[Box annotation data]

◇ ◇ ◇ ◇ ◇ ◇ ◇

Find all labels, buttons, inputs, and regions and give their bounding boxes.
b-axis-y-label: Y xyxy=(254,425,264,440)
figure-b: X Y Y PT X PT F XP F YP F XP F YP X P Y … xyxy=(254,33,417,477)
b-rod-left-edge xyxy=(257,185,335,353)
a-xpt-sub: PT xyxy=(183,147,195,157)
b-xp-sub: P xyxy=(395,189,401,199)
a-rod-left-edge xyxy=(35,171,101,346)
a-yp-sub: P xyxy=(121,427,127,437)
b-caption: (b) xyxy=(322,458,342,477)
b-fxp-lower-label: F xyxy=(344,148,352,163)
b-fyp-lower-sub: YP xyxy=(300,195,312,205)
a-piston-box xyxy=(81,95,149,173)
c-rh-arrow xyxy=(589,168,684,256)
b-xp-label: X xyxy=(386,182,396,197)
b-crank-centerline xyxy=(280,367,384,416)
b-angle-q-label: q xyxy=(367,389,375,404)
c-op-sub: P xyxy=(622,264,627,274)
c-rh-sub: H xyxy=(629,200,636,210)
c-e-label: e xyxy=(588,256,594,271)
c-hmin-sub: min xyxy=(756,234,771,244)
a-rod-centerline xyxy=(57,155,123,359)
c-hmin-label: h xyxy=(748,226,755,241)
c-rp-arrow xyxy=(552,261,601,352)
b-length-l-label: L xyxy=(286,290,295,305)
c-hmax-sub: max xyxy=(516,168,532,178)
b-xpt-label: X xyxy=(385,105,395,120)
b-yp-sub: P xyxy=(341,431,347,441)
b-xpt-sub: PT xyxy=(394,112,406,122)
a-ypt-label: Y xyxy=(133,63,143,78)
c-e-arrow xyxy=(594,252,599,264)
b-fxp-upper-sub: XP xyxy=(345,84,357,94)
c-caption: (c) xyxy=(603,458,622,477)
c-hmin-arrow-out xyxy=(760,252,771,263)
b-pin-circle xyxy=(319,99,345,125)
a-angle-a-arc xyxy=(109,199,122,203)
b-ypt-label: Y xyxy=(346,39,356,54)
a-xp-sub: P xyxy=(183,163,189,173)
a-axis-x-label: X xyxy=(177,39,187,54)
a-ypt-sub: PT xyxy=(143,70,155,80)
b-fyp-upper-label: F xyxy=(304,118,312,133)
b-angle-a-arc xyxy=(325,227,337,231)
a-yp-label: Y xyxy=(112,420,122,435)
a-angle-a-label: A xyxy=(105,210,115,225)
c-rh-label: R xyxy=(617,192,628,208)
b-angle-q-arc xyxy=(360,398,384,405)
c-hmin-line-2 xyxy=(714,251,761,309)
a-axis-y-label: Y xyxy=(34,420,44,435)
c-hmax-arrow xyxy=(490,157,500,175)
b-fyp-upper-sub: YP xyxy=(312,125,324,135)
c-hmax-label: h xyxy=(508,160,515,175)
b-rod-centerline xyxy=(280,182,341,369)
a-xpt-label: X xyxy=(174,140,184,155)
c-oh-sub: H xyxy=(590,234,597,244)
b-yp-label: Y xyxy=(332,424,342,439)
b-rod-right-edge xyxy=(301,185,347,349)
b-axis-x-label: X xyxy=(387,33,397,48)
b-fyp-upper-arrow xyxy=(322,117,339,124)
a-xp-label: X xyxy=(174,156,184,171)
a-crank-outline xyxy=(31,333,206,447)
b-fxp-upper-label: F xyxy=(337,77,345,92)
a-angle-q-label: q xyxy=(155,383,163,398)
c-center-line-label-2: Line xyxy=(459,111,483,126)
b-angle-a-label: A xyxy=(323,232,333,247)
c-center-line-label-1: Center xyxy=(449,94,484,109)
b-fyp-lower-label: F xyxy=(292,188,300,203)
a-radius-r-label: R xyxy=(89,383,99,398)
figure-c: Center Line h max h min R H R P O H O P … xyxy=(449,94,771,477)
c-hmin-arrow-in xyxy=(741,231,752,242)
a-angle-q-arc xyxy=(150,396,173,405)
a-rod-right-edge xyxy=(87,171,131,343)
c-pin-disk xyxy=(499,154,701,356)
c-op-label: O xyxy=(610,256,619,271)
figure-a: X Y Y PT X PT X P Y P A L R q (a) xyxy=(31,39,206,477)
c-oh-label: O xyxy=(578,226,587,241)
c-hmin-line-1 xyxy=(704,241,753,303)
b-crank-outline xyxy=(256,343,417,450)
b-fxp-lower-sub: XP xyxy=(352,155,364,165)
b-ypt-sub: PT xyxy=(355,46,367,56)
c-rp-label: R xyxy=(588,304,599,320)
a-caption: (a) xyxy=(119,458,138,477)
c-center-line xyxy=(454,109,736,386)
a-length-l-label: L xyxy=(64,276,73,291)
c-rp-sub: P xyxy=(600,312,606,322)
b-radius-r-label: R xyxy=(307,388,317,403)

◇ ◇ ◇ ◇ ◇ ◇ ◇

Edit the rows by changing each "caption" to "title" and keeping everything else the same.

Solution below:
Find all labels, buttons, inputs, and regions and give their bounding boxes.
b-axis-y-label: Y xyxy=(254,425,264,440)
figure-b: X Y Y PT X PT F XP F YP F XP F YP X P Y … xyxy=(254,33,417,477)
b-rod-left-edge xyxy=(257,185,335,353)
a-xpt-sub: PT xyxy=(183,147,195,157)
b-xp-sub: P xyxy=(395,189,401,199)
a-rod-left-edge xyxy=(35,171,101,346)
a-yp-sub: P xyxy=(121,427,127,437)
b-title: (b) xyxy=(322,458,342,477)
b-fxp-lower-label: F xyxy=(344,148,352,163)
b-fyp-lower-sub: YP xyxy=(300,195,312,205)
a-piston-box xyxy=(81,95,149,173)
c-rh-arrow xyxy=(589,168,684,256)
b-xp-label: X xyxy=(386,182,396,197)
b-crank-centerline xyxy=(280,367,384,416)
b-angle-q-label: q xyxy=(367,389,375,404)
c-op-sub: P xyxy=(622,264,627,274)
c-rh-sub: H xyxy=(629,200,636,210)
c-e-label: e xyxy=(588,256,594,271)
c-hmin-sub: min xyxy=(756,234,771,244)
a-rod-centerline xyxy=(57,155,123,359)
c-hmin-label: h xyxy=(748,226,755,241)
c-rp-arrow xyxy=(552,261,601,352)
b-length-l-label: L xyxy=(286,290,295,305)
c-hmax-sub: max xyxy=(516,168,532,178)
b-xpt-label: X xyxy=(385,105,395,120)
b-yp-sub: P xyxy=(341,431,347,441)
b-xpt-sub: PT xyxy=(394,112,406,122)
a-ypt-label: Y xyxy=(133,63,143,78)
c-e-arrow xyxy=(594,252,599,264)
b-fxp-upper-sub: XP xyxy=(345,84,357,94)
c-title: (c) xyxy=(603,458,622,477)
c-hmin-arrow-out xyxy=(760,252,771,263)
b-pin-circle xyxy=(319,99,345,125)
a-angle-a-arc xyxy=(109,199,122,203)
b-ypt-label: Y xyxy=(346,39,356,54)
a-xp-sub: P xyxy=(183,163,189,173)
a-axis-x-label: X xyxy=(177,39,187,54)
a-ypt-sub: PT xyxy=(143,70,155,80)
b-fyp-upper-label: F xyxy=(304,118,312,133)
b-angle-a-arc xyxy=(325,227,337,231)
a-yp-label: Y xyxy=(112,420,122,435)
a-angle-a-label: A xyxy=(105,210,115,225)
c-rh-label: R xyxy=(617,192,628,208)
b-angle-q-arc xyxy=(360,398,384,405)
c-hmin-line-2 xyxy=(714,251,761,309)
a-axis-y-label: Y xyxy=(34,420,44,435)
c-hmax-arrow xyxy=(490,157,500,175)
b-fyp-upper-sub: YP xyxy=(312,125,324,135)
c-hmax-label: h xyxy=(508,160,515,175)
b-rod-centerline xyxy=(280,182,341,369)
a-xpt-label: X xyxy=(174,140,184,155)
c-oh-sub: H xyxy=(590,234,597,244)
b-yp-label: Y xyxy=(332,424,342,439)
b-rod-right-edge xyxy=(301,185,347,349)
b-axis-x-label: X xyxy=(387,33,397,48)
b-fyp-upper-arrow xyxy=(322,117,339,124)
a-xp-label: X xyxy=(174,156,184,171)
a-crank-outline xyxy=(31,333,206,447)
b-fxp-upper-label: F xyxy=(337,77,345,92)
a-angle-q-label: q xyxy=(155,383,163,398)
c-center-line-label-2: Line xyxy=(459,111,483,126)
b-angle-a-label: A xyxy=(323,232,333,247)
c-center-line-label-1: Center xyxy=(449,94,484,109)
b-fyp-lower-label: F xyxy=(292,188,300,203)
a-radius-r-label: R xyxy=(89,383,99,398)
figure-c: Center Line h max h min R H R P O H O P … xyxy=(449,94,771,477)
c-hmin-arrow-in xyxy=(741,231,752,242)
a-angle-q-arc xyxy=(150,396,173,405)
a-rod-right-edge xyxy=(87,171,131,343)
c-pin-disk xyxy=(499,154,701,356)
c-op-label: O xyxy=(610,256,619,271)
figure-a: X Y Y PT X PT X P Y P A L R q (a) xyxy=(31,39,206,477)
c-oh-label: O xyxy=(578,226,587,241)
c-hmin-line-1 xyxy=(704,241,753,303)
b-crank-outline xyxy=(256,343,417,450)
b-fxp-lower-sub: XP xyxy=(352,155,364,165)
b-ypt-sub: PT xyxy=(355,46,367,56)
c-rp-label: R xyxy=(588,304,599,320)
a-title: (a) xyxy=(119,458,138,477)
c-center-line xyxy=(454,109,736,386)
a-length-l-label: L xyxy=(64,276,73,291)
c-rp-sub: P xyxy=(600,312,606,322)
b-radius-r-label: R xyxy=(307,388,317,403)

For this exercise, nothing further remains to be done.